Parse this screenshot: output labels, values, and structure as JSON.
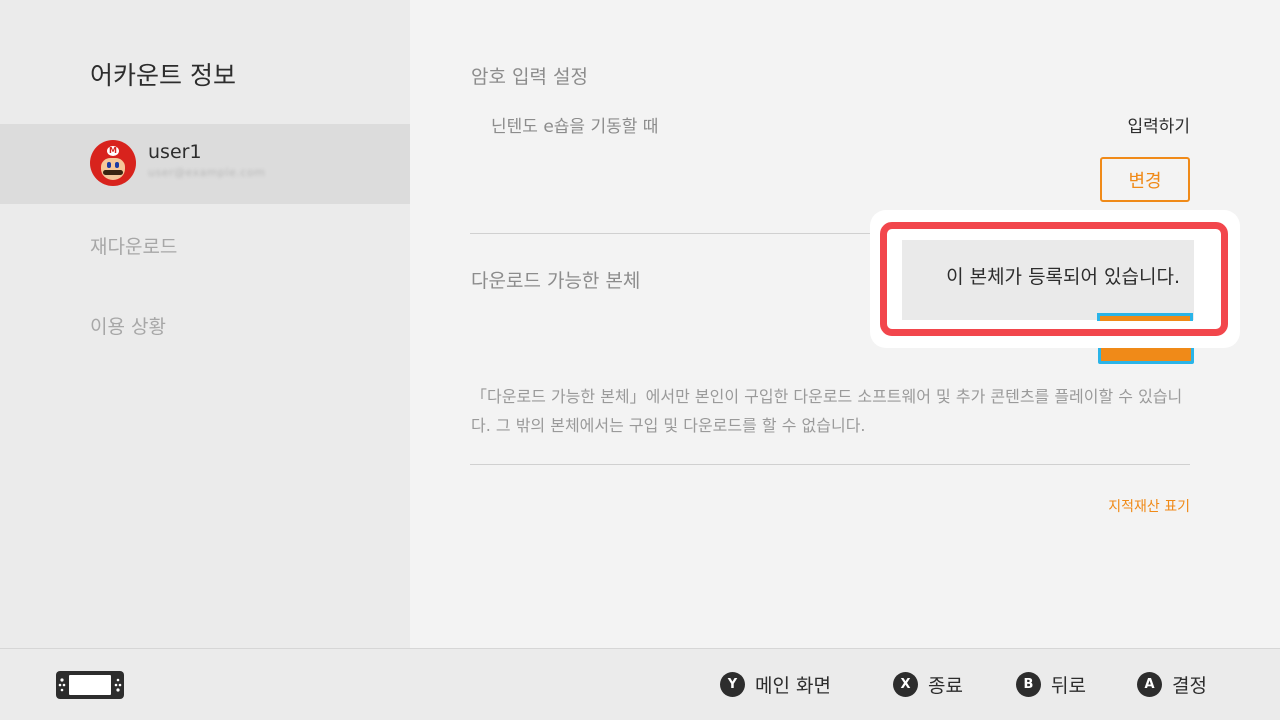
{
  "sidebar": {
    "title": "어카운트 정보",
    "user": {
      "name": "user1",
      "email": "user@example.com"
    },
    "items": [
      {
        "label": "재다운로드"
      },
      {
        "label": "이용 상황"
      }
    ]
  },
  "password_section": {
    "title": "암호 입력 설정",
    "row_label": "닌텐도 e숍을 기동할 때",
    "row_value": "입력하기",
    "change_button": "변경"
  },
  "download_section": {
    "title": "다운로드 가능한 본체",
    "description": "「다운로드 가능한 본체」에서만 본인이 구입한 다운로드 소프트웨어 및 추가 콘텐츠를 플레이할 수 있습니다.  그 밖의 본체에서는 구입 및 다운로드를 할 수 없습니다."
  },
  "popup": {
    "text": "이 본체가 등록되어 있습니다."
  },
  "ip_link": "지적재산 표기",
  "footer": {
    "hints": [
      {
        "button": "Y",
        "label": "메인 화면"
      },
      {
        "button": "X",
        "label": "종료"
      },
      {
        "button": "B",
        "label": "뒤로"
      },
      {
        "button": "A",
        "label": "결정"
      }
    ]
  },
  "colors": {
    "accent": "#f08a18",
    "highlight": "#f2464c",
    "focus": "#2ab4e8"
  }
}
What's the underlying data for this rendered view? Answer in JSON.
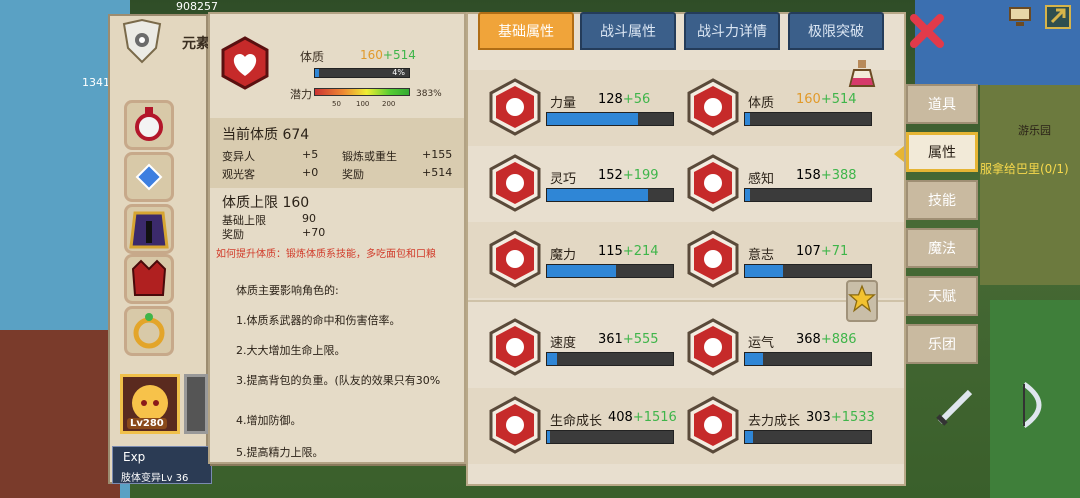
{
  "element_label": "元素",
  "character": {
    "level_badge": "Lv280",
    "exp_title": "Exp",
    "subtitle": "肢体变异Lv 36"
  },
  "detail": {
    "attribute_name": "体质",
    "base": "160",
    "bonus": "+514",
    "bar_percent": "4%",
    "bar_fraction": 0.04,
    "potential_label": "潜力",
    "potential_percent": "383%",
    "potential_ticks": [
      "50",
      "100",
      "200"
    ],
    "current_title": "当前体质 674",
    "current_rows": [
      {
        "label": "变异人",
        "value": "+5"
      },
      {
        "label": "锻炼或重生",
        "value": "+155"
      },
      {
        "label": "观光客",
        "value": "+0"
      },
      {
        "label": "奖励",
        "value": "+514"
      }
    ],
    "cap_title": "体质上限 160",
    "cap_rows": [
      {
        "label": "基础上限",
        "value": "90"
      },
      {
        "label": "奖励",
        "value": "+70"
      }
    ],
    "hint": "如何提升体质：锻炼体质系技能，多吃面包和口粮",
    "desc_title": "体质主要影响角色的:",
    "desc_lines": [
      "1.体质系武器的命中和伤害倍率。",
      "2.大大增加生命上限。",
      "3.提高背包的负重。(队友的效果只有30%",
      "4.增加防御。",
      "5.提高精力上限。"
    ]
  },
  "tabs": [
    "基础属性",
    "战斗属性",
    "战斗力详情",
    "极限突破"
  ],
  "active_tab": 0,
  "stats": [
    {
      "name": "力量",
      "base": "128",
      "bonus": "+56",
      "fill": 0.72,
      "icon": "arm-icon"
    },
    {
      "name": "体质",
      "base": "160",
      "bonus": "+514",
      "fill": 0.04,
      "icon": "heart-chest-icon"
    },
    {
      "name": "灵巧",
      "base": "152",
      "bonus": "+199",
      "fill": 0.8,
      "icon": "runner-icon"
    },
    {
      "name": "感知",
      "base": "158",
      "bonus": "+388",
      "fill": 0.04,
      "icon": "eye-icon"
    },
    {
      "name": "魔力",
      "base": "115",
      "bonus": "+214",
      "fill": 0.55,
      "icon": "spiral-icon"
    },
    {
      "name": "意志",
      "base": "107",
      "bonus": "+71",
      "fill": 0.3,
      "icon": "head-bolt-icon"
    },
    {
      "name": "速度",
      "base": "361",
      "bonus": "+555",
      "fill": 0.08,
      "icon": "wing-icon"
    },
    {
      "name": "运气",
      "base": "368",
      "bonus": "+886",
      "fill": 0.14,
      "icon": "clover-icon"
    },
    {
      "name": "生命成长",
      "base": "408",
      "bonus": "+1516",
      "fill": 0.02,
      "icon": "life-heart-icon"
    },
    {
      "name": "去力成长",
      "base": "303",
      "bonus": "+1533",
      "fill": 0.06,
      "icon": "flower-icon"
    }
  ],
  "side_nav": [
    "道具",
    "属性",
    "技能",
    "魔法",
    "天赋",
    "乐团"
  ],
  "active_side": 1,
  "world": {
    "park_label": "游乐园",
    "quest_text": "服拿给巴里(0/1)",
    "coins_top": "908257",
    "left_num": "1341"
  }
}
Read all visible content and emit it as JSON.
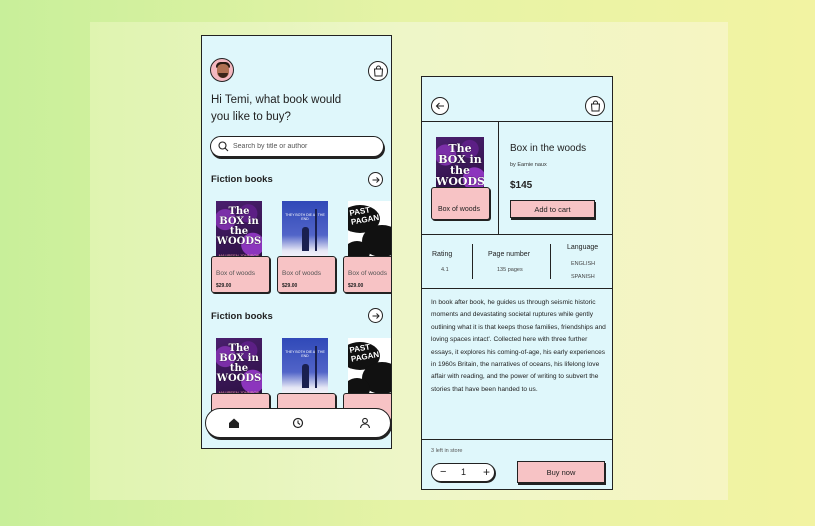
{
  "colors": {
    "accent_pink": "#f7c3c5",
    "screen_bg": "#dff7fb",
    "outline": "#222222"
  },
  "home": {
    "greeting": "Hi Temi, what book would you like to buy?",
    "search": {
      "placeholder": "Search by title or author"
    },
    "sections": [
      {
        "title": "Fiction books",
        "books": [
          {
            "cover_title": "The BOX in the WOODS",
            "cover_author": "MAUREEN JOHNSON",
            "title": "Box of woods",
            "price": "$29.00"
          },
          {
            "cover_title": "THEY BOTH DIE AT THE END",
            "title": "Box of woods",
            "price": "$29.00"
          },
          {
            "cover_title": "PAST PAGAN",
            "title": "Box of woods",
            "price": "$29.00"
          }
        ]
      },
      {
        "title": "Fiction books",
        "books": [
          {
            "cover_title": "The BOX in the WOODS",
            "cover_author": "MAUREEN JOHNSON"
          },
          {
            "cover_title": "THEY BOTH DIE AT THE END"
          },
          {
            "cover_title": "PAST PAGAN"
          }
        ]
      }
    ],
    "nav": [
      "home-icon",
      "history-icon",
      "profile-icon"
    ]
  },
  "detail": {
    "cover_title": "The BOX in the WOODS",
    "cover_author": "MAUREEN JOHNSON",
    "tag_label": "Box of woods",
    "title": "Box in the woods",
    "author": "by Earnie naux",
    "price": "$145",
    "add_to_cart": "Add to cart",
    "stats": {
      "rating_label": "Rating",
      "rating_value": "4.1",
      "pages_label": "Page number",
      "pages_value": "135 pages",
      "language_label": "Language",
      "language_1": "ENGLISH",
      "language_2": "SPANISH"
    },
    "description": "In book after book, he guides us through seismic historic moments and devastating societal ruptures while gently outlining what it is that keeps those families, friendships and loving spaces intact'. Collected here with three further essays, it explores his coming-of-age, his early experiences in 1960s Britain, the narratives of oceans, his lifelong love affair with reading, and the power of writing to subvert the stories that have been handed to us.",
    "stock": "3 left in store",
    "quantity": "1",
    "buy_now": "Buy now"
  }
}
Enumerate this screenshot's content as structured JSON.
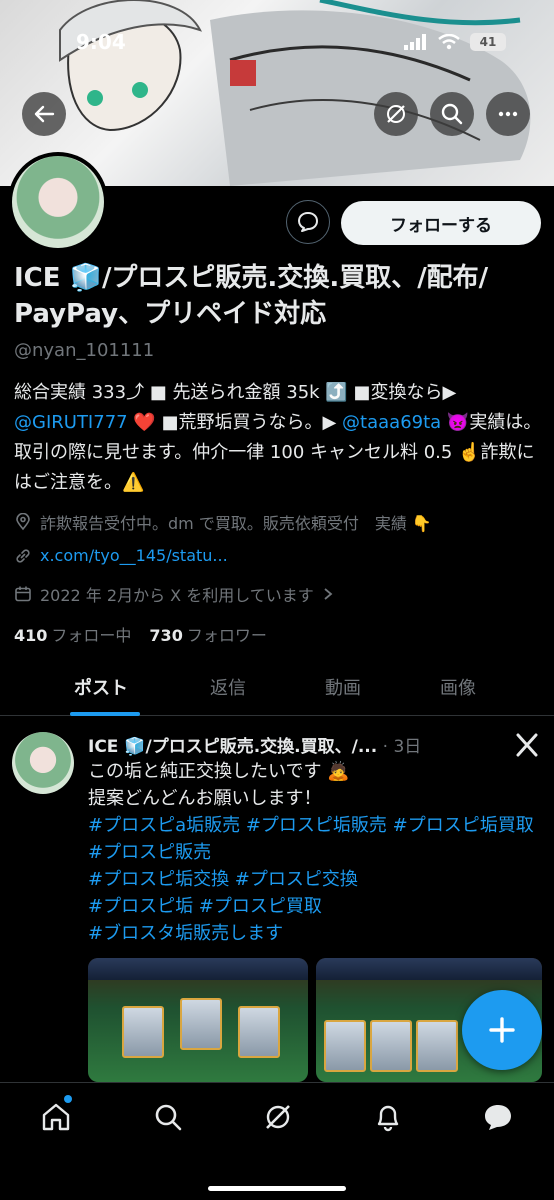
{
  "status_bar": {
    "time": "9:04",
    "battery": "41"
  },
  "profile": {
    "display_name": "ICE 🧊/プロスピ販売.交換.買取、/配布/ PayPay、プリペイド対応",
    "handle": "@nyan_101111",
    "bio": {
      "part1": "総合実績 333⤴︎ ■ 先送られ金額 35k ⤴️ ■変換なら▶︎",
      "mention1": "@GIRUTI777",
      "part2": " ❤️ ■荒野垢買うなら。▶︎ ",
      "mention2": "@taaa69ta",
      "part3": " 👿実績は。取引の際に見せます。仲介一律 100 キャンセル料 0.5 ☝️詐欺にはご注意を。⚠️"
    },
    "location": "詐欺報告受付中。dm で買取。販売依頼受付　実績 👇",
    "link": "x.com/tyo__145/statu...",
    "joined": "2022 年 2月から X を利用しています",
    "following_count": "410",
    "following_label": "フォロー中",
    "followers_count": "730",
    "followers_label": "フォロワー",
    "follow_button": "フォローする"
  },
  "tabs": [
    {
      "label": "ポスト",
      "active": true
    },
    {
      "label": "返信",
      "active": false
    },
    {
      "label": "動画",
      "active": false
    },
    {
      "label": "画像",
      "active": false
    }
  ],
  "post": {
    "author": "ICE 🧊/プロスピ販売.交換.買取、/...",
    "time": "3日",
    "line1": "この垢と純正交換したいです 🙇",
    "line2": "提案どんどんお願いします！",
    "hashtags1": "#プロスピa垢販売 #プロスピ垢販売 #プロスピ垢買取 #プロスピ販売",
    "hashtags2": "#プロスピ垢交換 #プロスピ交換",
    "hashtags3": "#プロスピ垢 #プロスピ買取",
    "hashtags4": "#ブロスタ垢販売します"
  },
  "colors": {
    "accent": "#1d9bf0",
    "text": "#e7e9ea",
    "muted": "#71767b",
    "background": "#000000"
  }
}
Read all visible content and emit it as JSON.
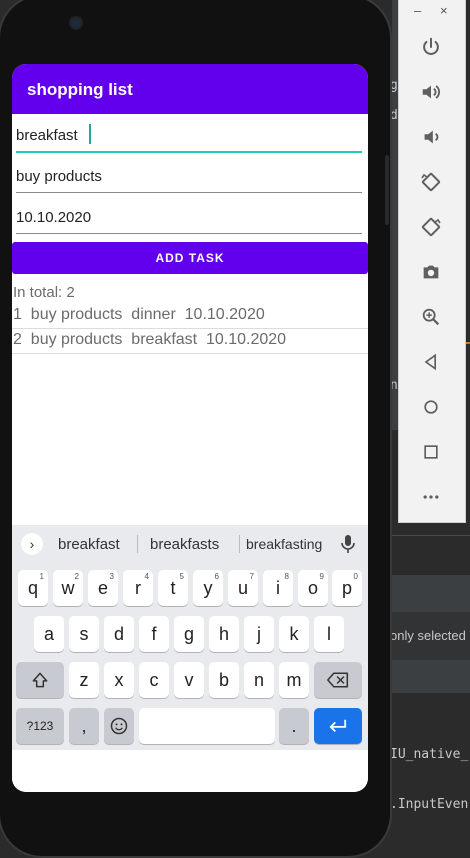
{
  "emulator": {
    "minimize_label": "–",
    "close_label": "×",
    "buttons": [
      "power-icon",
      "volume-up-icon",
      "volume-down-icon",
      "rotate-left-icon",
      "rotate-right-icon",
      "camera-icon",
      "zoom-icon",
      "back-icon",
      "home-icon",
      "overview-icon",
      "more-icon"
    ]
  },
  "ide": {
    "snip_g": "g",
    "snip_di": "di",
    "snip_n": "n",
    "snip_only_selected": "only selected",
    "snip_native": "IU_native_",
    "snip_inputevent": ".InputEven"
  },
  "app": {
    "title": "shopping list",
    "field1_value": "breakfast",
    "field2_value": "buy products",
    "field3_value": "10.10.2020",
    "add_button_label": "ADD TASK",
    "total_text": "In total: 2",
    "tasks": [
      {
        "text": "1  buy products  dinner  10.10.2020"
      },
      {
        "text": "2  buy products  breakfast  10.10.2020"
      }
    ]
  },
  "keyboard": {
    "suggestions": [
      "breakfast",
      "breakfasts",
      "breakfasting"
    ],
    "row1": [
      {
        "k": "q",
        "n": "1"
      },
      {
        "k": "w",
        "n": "2"
      },
      {
        "k": "e",
        "n": "3"
      },
      {
        "k": "r",
        "n": "4"
      },
      {
        "k": "t",
        "n": "5"
      },
      {
        "k": "y",
        "n": "6"
      },
      {
        "k": "u",
        "n": "7"
      },
      {
        "k": "i",
        "n": "8"
      },
      {
        "k": "o",
        "n": "9"
      },
      {
        "k": "p",
        "n": "0"
      }
    ],
    "row2": [
      "a",
      "s",
      "d",
      "f",
      "g",
      "h",
      "j",
      "k",
      "l"
    ],
    "row3": [
      "z",
      "x",
      "c",
      "v",
      "b",
      "n",
      "m"
    ],
    "symbols_label": "?123",
    "comma_label": ",",
    "period_label": "."
  },
  "colors": {
    "primary": "#6200ee",
    "accent_underline": "#26c6b8",
    "enter_key": "#1a73e8"
  }
}
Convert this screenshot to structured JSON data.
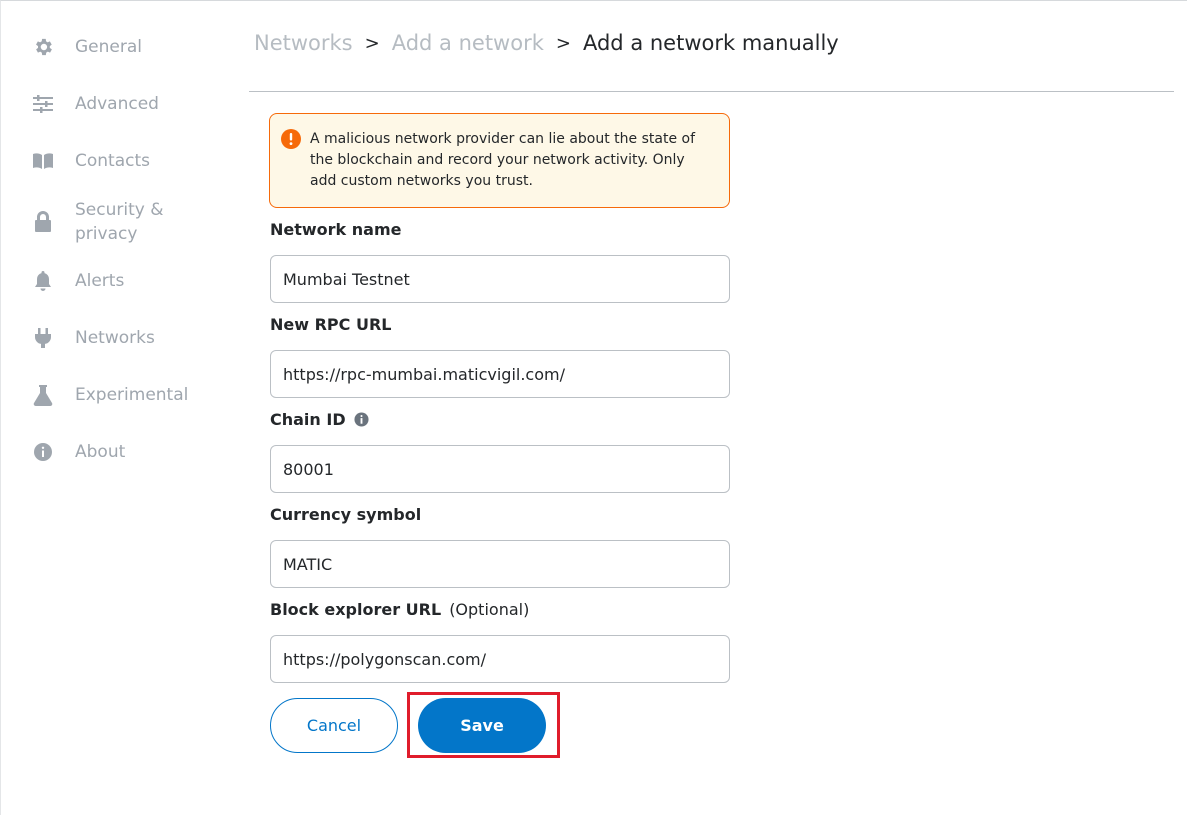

====

**Task to complete**
Show all lines from the listing above in which "base" appears.

**Solution for this task**
    "base": "160",
      "base": "128",
      "base": "160",
      "base": "152",
      "base": "158",
      "base": "115",
      "base": "107",
      "base": "361",
      "base": "368",
      "base": "408",
      "base": "303",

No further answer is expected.